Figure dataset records
------------------------
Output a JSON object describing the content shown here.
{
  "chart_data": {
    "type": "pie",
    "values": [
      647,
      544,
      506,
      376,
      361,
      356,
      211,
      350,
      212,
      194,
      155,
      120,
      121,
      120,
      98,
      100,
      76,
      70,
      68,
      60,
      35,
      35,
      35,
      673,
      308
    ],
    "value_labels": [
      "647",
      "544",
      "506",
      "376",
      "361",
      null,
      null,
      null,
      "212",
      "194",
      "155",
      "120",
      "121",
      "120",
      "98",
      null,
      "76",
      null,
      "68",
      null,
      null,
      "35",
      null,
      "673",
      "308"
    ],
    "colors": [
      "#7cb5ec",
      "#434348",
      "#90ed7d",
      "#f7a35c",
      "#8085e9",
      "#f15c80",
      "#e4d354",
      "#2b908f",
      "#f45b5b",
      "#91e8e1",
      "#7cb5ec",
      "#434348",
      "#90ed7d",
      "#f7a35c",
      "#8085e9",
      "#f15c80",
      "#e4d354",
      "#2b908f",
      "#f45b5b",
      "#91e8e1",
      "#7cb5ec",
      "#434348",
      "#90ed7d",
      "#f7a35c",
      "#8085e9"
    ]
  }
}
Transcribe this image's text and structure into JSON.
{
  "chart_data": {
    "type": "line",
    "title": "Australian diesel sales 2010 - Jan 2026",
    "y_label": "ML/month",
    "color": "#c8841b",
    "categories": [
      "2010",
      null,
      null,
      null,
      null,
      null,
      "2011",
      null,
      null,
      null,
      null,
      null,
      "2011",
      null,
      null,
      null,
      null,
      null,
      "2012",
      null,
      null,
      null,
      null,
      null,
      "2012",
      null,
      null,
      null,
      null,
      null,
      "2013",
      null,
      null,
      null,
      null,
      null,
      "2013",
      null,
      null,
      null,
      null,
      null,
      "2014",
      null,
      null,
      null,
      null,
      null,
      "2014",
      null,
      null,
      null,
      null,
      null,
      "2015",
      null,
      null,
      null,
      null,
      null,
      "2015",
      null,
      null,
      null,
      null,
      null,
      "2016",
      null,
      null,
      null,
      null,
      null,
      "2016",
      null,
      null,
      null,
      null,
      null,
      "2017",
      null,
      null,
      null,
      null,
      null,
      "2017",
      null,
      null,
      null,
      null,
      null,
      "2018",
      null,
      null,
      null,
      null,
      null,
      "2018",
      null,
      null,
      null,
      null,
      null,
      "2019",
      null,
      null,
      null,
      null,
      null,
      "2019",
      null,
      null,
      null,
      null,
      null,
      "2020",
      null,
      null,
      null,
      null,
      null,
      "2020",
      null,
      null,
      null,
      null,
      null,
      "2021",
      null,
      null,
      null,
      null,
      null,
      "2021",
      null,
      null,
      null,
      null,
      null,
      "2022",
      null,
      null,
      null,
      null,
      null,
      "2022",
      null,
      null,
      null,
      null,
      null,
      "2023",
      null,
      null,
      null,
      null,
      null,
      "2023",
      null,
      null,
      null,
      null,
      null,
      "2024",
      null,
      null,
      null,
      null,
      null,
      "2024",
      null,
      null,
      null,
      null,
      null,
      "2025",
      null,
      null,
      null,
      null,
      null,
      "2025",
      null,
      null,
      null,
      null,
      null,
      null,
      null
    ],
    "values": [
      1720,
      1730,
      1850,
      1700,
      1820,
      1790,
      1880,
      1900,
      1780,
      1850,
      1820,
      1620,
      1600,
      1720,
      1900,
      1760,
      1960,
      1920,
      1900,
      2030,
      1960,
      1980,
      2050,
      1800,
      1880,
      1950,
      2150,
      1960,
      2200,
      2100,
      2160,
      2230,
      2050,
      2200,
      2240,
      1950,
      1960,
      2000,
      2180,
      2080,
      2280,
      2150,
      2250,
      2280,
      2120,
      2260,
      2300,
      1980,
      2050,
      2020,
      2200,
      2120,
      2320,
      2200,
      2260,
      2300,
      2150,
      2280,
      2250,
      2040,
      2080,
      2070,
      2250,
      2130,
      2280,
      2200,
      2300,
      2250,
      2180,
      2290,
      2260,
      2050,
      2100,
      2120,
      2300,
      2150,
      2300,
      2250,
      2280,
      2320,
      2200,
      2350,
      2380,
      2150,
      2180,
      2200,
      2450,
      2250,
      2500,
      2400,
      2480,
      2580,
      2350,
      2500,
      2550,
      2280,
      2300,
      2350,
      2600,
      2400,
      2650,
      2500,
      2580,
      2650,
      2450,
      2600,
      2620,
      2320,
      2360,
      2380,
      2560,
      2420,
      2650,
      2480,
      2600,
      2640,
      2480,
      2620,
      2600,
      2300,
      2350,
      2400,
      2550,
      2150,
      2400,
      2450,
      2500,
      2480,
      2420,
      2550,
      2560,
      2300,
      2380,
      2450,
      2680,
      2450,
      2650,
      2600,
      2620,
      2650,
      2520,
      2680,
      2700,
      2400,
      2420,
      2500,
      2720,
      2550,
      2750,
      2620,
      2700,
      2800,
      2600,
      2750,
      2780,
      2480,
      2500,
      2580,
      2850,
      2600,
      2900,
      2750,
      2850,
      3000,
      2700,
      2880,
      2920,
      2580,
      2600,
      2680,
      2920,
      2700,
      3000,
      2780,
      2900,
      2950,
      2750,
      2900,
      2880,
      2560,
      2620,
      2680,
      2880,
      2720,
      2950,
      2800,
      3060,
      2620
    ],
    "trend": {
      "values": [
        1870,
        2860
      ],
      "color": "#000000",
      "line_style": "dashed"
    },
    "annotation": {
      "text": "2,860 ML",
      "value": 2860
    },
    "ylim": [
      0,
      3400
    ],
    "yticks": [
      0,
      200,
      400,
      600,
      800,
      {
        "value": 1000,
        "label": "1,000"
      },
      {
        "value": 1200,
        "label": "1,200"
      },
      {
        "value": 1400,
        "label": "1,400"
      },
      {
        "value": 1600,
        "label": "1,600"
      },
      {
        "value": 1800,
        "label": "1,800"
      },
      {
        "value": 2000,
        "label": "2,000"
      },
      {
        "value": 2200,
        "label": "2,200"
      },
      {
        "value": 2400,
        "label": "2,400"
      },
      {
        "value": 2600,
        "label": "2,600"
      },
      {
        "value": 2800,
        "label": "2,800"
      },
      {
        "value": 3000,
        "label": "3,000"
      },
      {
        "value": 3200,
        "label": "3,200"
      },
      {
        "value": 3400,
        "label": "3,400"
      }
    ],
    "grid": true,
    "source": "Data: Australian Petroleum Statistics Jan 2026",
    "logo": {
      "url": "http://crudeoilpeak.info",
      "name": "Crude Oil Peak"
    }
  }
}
------------------------
Take the data above and return it exactly.

Output a JSON object describing the content shown here.
{
  "chart_data": {
    "type": "pie",
    "values": [
      647,
      544,
      506,
      376,
      361,
      356,
      211,
      350,
      212,
      194,
      155,
      120,
      121,
      120,
      98,
      100,
      76,
      70,
      68,
      60,
      35,
      35,
      35,
      673,
      308
    ],
    "value_labels": [
      "647",
      "544",
      "506",
      "376",
      "361",
      null,
      null,
      null,
      "212",
      "194",
      "155",
      "120",
      "121",
      "120",
      "98",
      null,
      "76",
      null,
      "68",
      null,
      null,
      "35",
      null,
      "673",
      "308"
    ],
    "colors": [
      "#7cb5ec",
      "#434348",
      "#90ed7d",
      "#f7a35c",
      "#8085e9",
      "#f15c80",
      "#e4d354",
      "#2b908f",
      "#f45b5b",
      "#91e8e1",
      "#7cb5ec",
      "#434348",
      "#90ed7d",
      "#f7a35c",
      "#8085e9",
      "#f15c80",
      "#e4d354",
      "#2b908f",
      "#f45b5b",
      "#91e8e1",
      "#7cb5ec",
      "#434348",
      "#90ed7d",
      "#f7a35c",
      "#8085e9"
    ]
  }
}
Transcribe this image's text and structure into JSON.
{
  "chart_data": {
    "type": "line",
    "title": "Australian diesel sales 2010 - Jan 2026",
    "y_label": "ML/month",
    "color": "#c8841b",
    "categories": [
      "2010",
      null,
      null,
      null,
      null,
      null,
      "2011",
      null,
      null,
      null,
      null,
      null,
      "2011",
      null,
      null,
      null,
      null,
      null,
      "2012",
      null,
      null,
      null,
      null,
      null,
      "2012",
      null,
      null,
      null,
      null,
      null,
      "2013",
      null,
      null,
      null,
      null,
      null,
      "2013",
      null,
      null,
      null,
      null,
      null,
      "2014",
      null,
      null,
      null,
      null,
      null,
      "2014",
      null,
      null,
      null,
      null,
      null,
      "2015",
      null,
      null,
      null,
      null,
      null,
      "2015",
      null,
      null,
      null,
      null,
      null,
      "2016",
      null,
      null,
      null,
      null,
      null,
      "2016",
      null,
      null,
      null,
      null,
      null,
      "2017",
      null,
      null,
      null,
      null,
      null,
      "2017",
      null,
      null,
      null,
      null,
      null,
      "2018",
      null,
      null,
      null,
      null,
      null,
      "2018",
      null,
      null,
      null,
      null,
      null,
      "2019",
      null,
      null,
      null,
      null,
      null,
      "2019",
      null,
      null,
      null,
      null,
      null,
      "2020",
      null,
      null,
      null,
      null,
      null,
      "2020",
      null,
      null,
      null,
      null,
      null,
      "2021",
      null,
      null,
      null,
      null,
      null,
      "2021",
      null,
      null,
      null,
      null,
      null,
      "2022",
      null,
      null,
      null,
      null,
      null,
      "2022",
      null,
      null,
      null,
      null,
      null,
      "2023",
      null,
      null,
      null,
      null,
      null,
      "2023",
      null,
      null,
      null,
      null,
      null,
      "2024",
      null,
      null,
      null,
      null,
      null,
      "2024",
      null,
      null,
      null,
      null,
      null,
      "2025",
      null,
      null,
      null,
      null,
      null,
      "2025",
      null,
      null,
      null,
      null,
      null,
      null,
      null
    ],
    "values": [
      1720,
      1730,
      1850,
      1700,
      1820,
      1790,
      1880,
      1900,
      1780,
      1850,
      1820,
      1620,
      1600,
      1720,
      1900,
      1760,
      1960,
      1920,
      1900,
      2030,
      1960,
      1980,
      2050,
      1800,
      1880,
      1950,
      2150,
      1960,
      2200,
      2100,
      2160,
      2230,
      2050,
      2200,
      2240,
      1950,
      1960,
      2000,
      2180,
      2080,
      2280,
      2150,
      2250,
      2280,
      2120,
      2260,
      2300,
      1980,
      2050,
      2020,
      2200,
      2120,
      2320,
      2200,
      2260,
      2300,
      2150,
      2280,
      2250,
      2040,
      2080,
      2070,
      2250,
      2130,
      2280,
      2200,
      2300,
      2250,
      2180,
      2290,
      2260,
      2050,
      2100,
      2120,
      2300,
      2150,
      2300,
      2250,
      2280,
      2320,
      2200,
      2350,
      2380,
      2150,
      2180,
      2200,
      2450,
      2250,
      2500,
      2400,
      2480,
      2580,
      2350,
      2500,
      2550,
      2280,
      2300,
      2350,
      2600,
      2400,
      2650,
      2500,
      2580,
      2650,
      2450,
      2600,
      2620,
      2320,
      2360,
      2380,
      2560,
      2420,
      2650,
      2480,
      2600,
      2640,
      2480,
      2620,
      2600,
      2300,
      2350,
      2400,
      2550,
      2150,
      2400,
      2450,
      2500,
      2480,
      2420,
      2550,
      2560,
      2300,
      2380,
      2450,
      2680,
      2450,
      2650,
      2600,
      2620,
      2650,
      2520,
      2680,
      2700,
      2400,
      2420,
      2500,
      2720,
      2550,
      2750,
      2620,
      2700,
      2800,
      2600,
      2750,
      2780,
      2480,
      2500,
      2580,
      2850,
      2600,
      2900,
      2750,
      2850,
      3000,
      2700,
      2880,
      2920,
      2580,
      2600,
      2680,
      2920,
      2700,
      3000,
      2780,
      2900,
      2950,
      2750,
      2900,
      2880,
      2560,
      2620,
      2680,
      2880,
      2720,
      2950,
      2800,
      3060,
      2620
    ],
    "trend": {
      "values": [
        1870,
        2860
      ],
      "color": "#000000",
      "line_style": "dashed"
    },
    "annotation": {
      "text": "2,860 ML",
      "value": 2860
    },
    "ylim": [
      0,
      3400
    ],
    "yticks": [
      0,
      200,
      400,
      600,
      800,
      {
        "value": 1000,
        "label": "1,000"
      },
      {
        "value": 1200,
        "label": "1,200"
      },
      {
        "value": 1400,
        "label": "1,400"
      },
      {
        "value": 1600,
        "label": "1,600"
      },
      {
        "value": 1800,
        "label": "1,800"
      },
      {
        "value": 2000,
        "label": "2,000"
      },
      {
        "value": 2200,
        "label": "2,200"
      },
      {
        "value": 2400,
        "label": "2,400"
      },
      {
        "value": 2600,
        "label": "2,600"
      },
      {
        "value": 2800,
        "label": "2,800"
      },
      {
        "value": 3000,
        "label": "3,000"
      },
      {
        "value": 3200,
        "label": "3,200"
      },
      {
        "value": 3400,
        "label": "3,400"
      }
    ],
    "grid": true,
    "source": "Data: Australian Petroleum Statistics Jan 2026",
    "logo": {
      "url": "http://crudeoilpeak.info",
      "name": "Crude Oil Peak"
    }
  }
}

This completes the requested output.